**What to produce**
Look through the listing and locate every line containing the word "упоминают"; copy those lines.

**Supplied records**
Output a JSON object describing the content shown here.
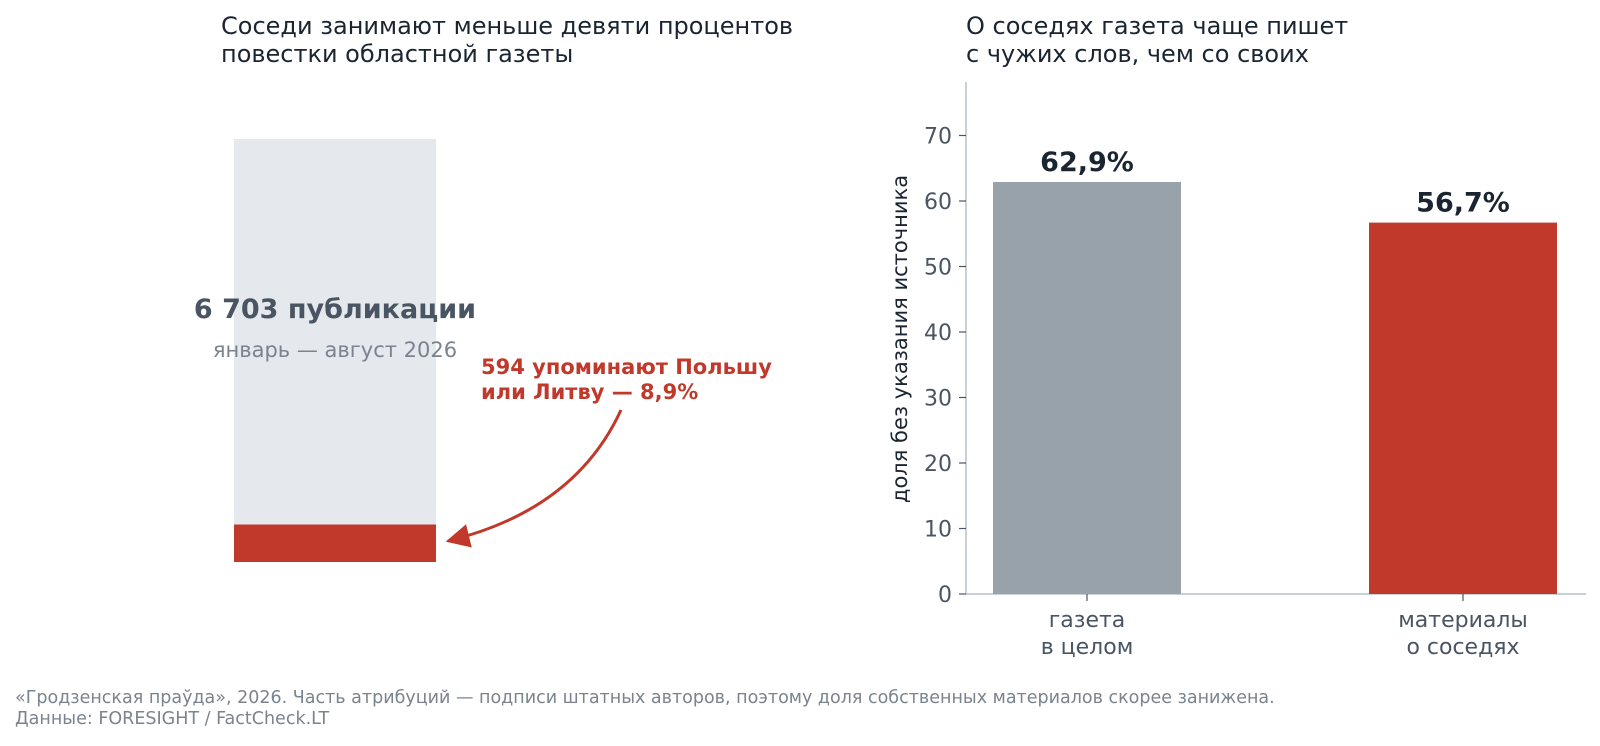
{
  "left_panel": {
    "title": "Соседи занимают меньше девяти процентов\nповестки областной газеты",
    "total_label": "6 703 публикации",
    "period_label": "январь — август 2026",
    "highlight_label": [
      "594 упоминают Польшу",
      "или Литву — 8,9%"
    ]
  },
  "right_panel": {
    "title": "О соседях газета чаще пишет\nс чужих слов, чем со своих"
  },
  "footnote": {
    "line1": "«Гродзенская праўда», 2026. Часть атрибуций — подписи штатных авторов, поэтому доля собственных материалов скорее занижена.",
    "line2": "Данные: FORESIGHT / FactCheck.LT"
  },
  "colors": {
    "total_fill": "#e5e8ec",
    "highlight": "#c0392b",
    "neutral_bar": "#97a2ab",
    "text_dark": "#1b2532",
    "text_muted": "#4a5563",
    "axis": "#b9c0c8"
  },
  "chart_data": [
    {
      "type": "bar",
      "stacked": true,
      "categories": [
        "январь — август 2026"
      ],
      "total": 6703,
      "series": [
        {
          "name": "594 упоминают Польшу или Литву — 8,9%",
          "values": [
            594
          ]
        },
        {
          "values": [
            6109
          ]
        }
      ],
      "share_percent": 8.9
    },
    {
      "type": "bar",
      "title": "О соседях газета чаще пишет с чужих слов, чем со своих",
      "categories": [
        "газета\nв целом",
        "материалы\nо соседях"
      ],
      "values": [
        62.9,
        56.7
      ],
      "data_labels": [
        "62,9%",
        "56,7%"
      ],
      "ylabel": "доля без указания источника",
      "xlabel": "",
      "ylim": [
        0,
        78
      ],
      "yticks": [
        0,
        10,
        20,
        30,
        40,
        50,
        60,
        70
      ],
      "colors": [
        "#97a2ab",
        "#c0392b"
      ],
      "grid": false
    }
  ]
}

**Solution to this task**
      "594 упоминают Польшу",
          "name": "594 упоминают Польшу или Литву — 8,9%",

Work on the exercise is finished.